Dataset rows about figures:
start

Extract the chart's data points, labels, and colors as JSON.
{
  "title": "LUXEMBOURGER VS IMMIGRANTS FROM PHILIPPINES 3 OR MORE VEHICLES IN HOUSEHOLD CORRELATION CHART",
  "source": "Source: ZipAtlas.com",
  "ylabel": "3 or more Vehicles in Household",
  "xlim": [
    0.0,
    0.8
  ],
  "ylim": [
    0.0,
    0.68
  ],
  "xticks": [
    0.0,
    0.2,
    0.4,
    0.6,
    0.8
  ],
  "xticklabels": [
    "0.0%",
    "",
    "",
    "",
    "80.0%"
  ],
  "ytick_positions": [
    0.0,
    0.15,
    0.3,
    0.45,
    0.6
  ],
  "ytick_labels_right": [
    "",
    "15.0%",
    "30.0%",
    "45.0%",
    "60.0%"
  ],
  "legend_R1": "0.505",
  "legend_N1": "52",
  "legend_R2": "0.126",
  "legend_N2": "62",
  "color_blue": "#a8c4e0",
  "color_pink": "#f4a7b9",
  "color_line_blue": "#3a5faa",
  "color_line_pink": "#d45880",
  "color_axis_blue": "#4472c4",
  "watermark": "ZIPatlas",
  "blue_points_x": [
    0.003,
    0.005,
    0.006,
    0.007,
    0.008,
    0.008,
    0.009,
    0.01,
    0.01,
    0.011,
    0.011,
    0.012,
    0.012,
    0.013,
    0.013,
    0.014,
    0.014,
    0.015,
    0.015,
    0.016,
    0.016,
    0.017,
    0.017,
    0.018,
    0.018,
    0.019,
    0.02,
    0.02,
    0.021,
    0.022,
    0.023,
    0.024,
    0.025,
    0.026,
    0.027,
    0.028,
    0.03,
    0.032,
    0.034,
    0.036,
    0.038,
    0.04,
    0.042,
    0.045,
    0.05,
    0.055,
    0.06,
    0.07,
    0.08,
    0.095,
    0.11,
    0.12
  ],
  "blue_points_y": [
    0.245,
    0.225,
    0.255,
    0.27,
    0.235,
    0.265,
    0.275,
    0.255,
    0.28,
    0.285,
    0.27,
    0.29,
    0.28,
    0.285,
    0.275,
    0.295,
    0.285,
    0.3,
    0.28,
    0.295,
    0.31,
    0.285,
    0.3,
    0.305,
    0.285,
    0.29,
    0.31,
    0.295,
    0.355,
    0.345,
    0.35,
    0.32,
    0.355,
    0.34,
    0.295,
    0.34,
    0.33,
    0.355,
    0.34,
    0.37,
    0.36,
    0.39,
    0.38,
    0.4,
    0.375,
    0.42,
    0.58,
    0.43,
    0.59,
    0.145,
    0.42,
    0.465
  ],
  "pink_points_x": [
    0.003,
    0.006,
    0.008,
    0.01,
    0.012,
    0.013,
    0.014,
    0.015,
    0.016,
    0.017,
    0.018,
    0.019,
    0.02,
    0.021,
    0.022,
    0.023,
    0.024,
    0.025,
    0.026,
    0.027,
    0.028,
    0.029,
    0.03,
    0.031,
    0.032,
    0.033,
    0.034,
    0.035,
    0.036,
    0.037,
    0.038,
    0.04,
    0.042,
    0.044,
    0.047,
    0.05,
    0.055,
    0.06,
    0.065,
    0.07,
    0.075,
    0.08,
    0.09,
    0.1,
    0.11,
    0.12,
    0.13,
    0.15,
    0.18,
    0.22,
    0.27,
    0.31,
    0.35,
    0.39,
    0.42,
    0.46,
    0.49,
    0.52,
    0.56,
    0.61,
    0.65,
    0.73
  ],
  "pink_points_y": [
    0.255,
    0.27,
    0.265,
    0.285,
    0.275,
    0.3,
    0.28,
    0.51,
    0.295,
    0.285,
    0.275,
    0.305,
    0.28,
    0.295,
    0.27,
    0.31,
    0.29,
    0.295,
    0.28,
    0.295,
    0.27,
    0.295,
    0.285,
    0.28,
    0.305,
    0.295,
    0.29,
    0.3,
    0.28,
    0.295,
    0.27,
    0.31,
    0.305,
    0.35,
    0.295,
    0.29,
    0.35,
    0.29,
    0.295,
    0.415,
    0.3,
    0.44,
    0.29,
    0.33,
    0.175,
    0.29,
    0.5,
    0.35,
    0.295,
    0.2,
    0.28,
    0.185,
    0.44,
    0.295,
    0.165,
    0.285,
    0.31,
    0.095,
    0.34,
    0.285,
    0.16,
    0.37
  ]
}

end

Extract every entry above as it appears.

## The output
Extract the chart's data points, labels, and colors as JSON.
{
  "title": "LUXEMBOURGER VS IMMIGRANTS FROM PHILIPPINES 3 OR MORE VEHICLES IN HOUSEHOLD CORRELATION CHART",
  "source": "Source: ZipAtlas.com",
  "ylabel": "3 or more Vehicles in Household",
  "xlim": [
    0.0,
    0.8
  ],
  "ylim": [
    0.0,
    0.68
  ],
  "xticks": [
    0.0,
    0.2,
    0.4,
    0.6,
    0.8
  ],
  "xticklabels": [
    "0.0%",
    "",
    "",
    "",
    "80.0%"
  ],
  "ytick_positions": [
    0.0,
    0.15,
    0.3,
    0.45,
    0.6
  ],
  "ytick_labels_right": [
    "",
    "15.0%",
    "30.0%",
    "45.0%",
    "60.0%"
  ],
  "legend_R1": "0.505",
  "legend_N1": "52",
  "legend_R2": "0.126",
  "legend_N2": "62",
  "color_blue": "#a8c4e0",
  "color_pink": "#f4a7b9",
  "color_line_blue": "#3a5faa",
  "color_line_pink": "#d45880",
  "color_axis_blue": "#4472c4",
  "watermark": "ZIPatlas",
  "blue_points_x": [
    0.003,
    0.005,
    0.006,
    0.007,
    0.008,
    0.008,
    0.009,
    0.01,
    0.01,
    0.011,
    0.011,
    0.012,
    0.012,
    0.013,
    0.013,
    0.014,
    0.014,
    0.015,
    0.015,
    0.016,
    0.016,
    0.017,
    0.017,
    0.018,
    0.018,
    0.019,
    0.02,
    0.02,
    0.021,
    0.022,
    0.023,
    0.024,
    0.025,
    0.026,
    0.027,
    0.028,
    0.03,
    0.032,
    0.034,
    0.036,
    0.038,
    0.04,
    0.042,
    0.045,
    0.05,
    0.055,
    0.06,
    0.07,
    0.08,
    0.095,
    0.11,
    0.12
  ],
  "blue_points_y": [
    0.245,
    0.225,
    0.255,
    0.27,
    0.235,
    0.265,
    0.275,
    0.255,
    0.28,
    0.285,
    0.27,
    0.29,
    0.28,
    0.285,
    0.275,
    0.295,
    0.285,
    0.3,
    0.28,
    0.295,
    0.31,
    0.285,
    0.3,
    0.305,
    0.285,
    0.29,
    0.31,
    0.295,
    0.355,
    0.345,
    0.35,
    0.32,
    0.355,
    0.34,
    0.295,
    0.34,
    0.33,
    0.355,
    0.34,
    0.37,
    0.36,
    0.39,
    0.38,
    0.4,
    0.375,
    0.42,
    0.58,
    0.43,
    0.59,
    0.145,
    0.42,
    0.465
  ],
  "pink_points_x": [
    0.003,
    0.006,
    0.008,
    0.01,
    0.012,
    0.013,
    0.014,
    0.015,
    0.016,
    0.017,
    0.018,
    0.019,
    0.02,
    0.021,
    0.022,
    0.023,
    0.024,
    0.025,
    0.026,
    0.027,
    0.028,
    0.029,
    0.03,
    0.031,
    0.032,
    0.033,
    0.034,
    0.035,
    0.036,
    0.037,
    0.038,
    0.04,
    0.042,
    0.044,
    0.047,
    0.05,
    0.055,
    0.06,
    0.065,
    0.07,
    0.075,
    0.08,
    0.09,
    0.1,
    0.11,
    0.12,
    0.13,
    0.15,
    0.18,
    0.22,
    0.27,
    0.31,
    0.35,
    0.39,
    0.42,
    0.46,
    0.49,
    0.52,
    0.56,
    0.61,
    0.65,
    0.73
  ],
  "pink_points_y": [
    0.255,
    0.27,
    0.265,
    0.285,
    0.275,
    0.3,
    0.28,
    0.51,
    0.295,
    0.285,
    0.275,
    0.305,
    0.28,
    0.295,
    0.27,
    0.31,
    0.29,
    0.295,
    0.28,
    0.295,
    0.27,
    0.295,
    0.285,
    0.28,
    0.305,
    0.295,
    0.29,
    0.3,
    0.28,
    0.295,
    0.27,
    0.31,
    0.305,
    0.35,
    0.295,
    0.29,
    0.35,
    0.29,
    0.295,
    0.415,
    0.3,
    0.44,
    0.29,
    0.33,
    0.175,
    0.29,
    0.5,
    0.35,
    0.295,
    0.2,
    0.28,
    0.185,
    0.44,
    0.295,
    0.165,
    0.285,
    0.31,
    0.095,
    0.34,
    0.285,
    0.16,
    0.37
  ]
}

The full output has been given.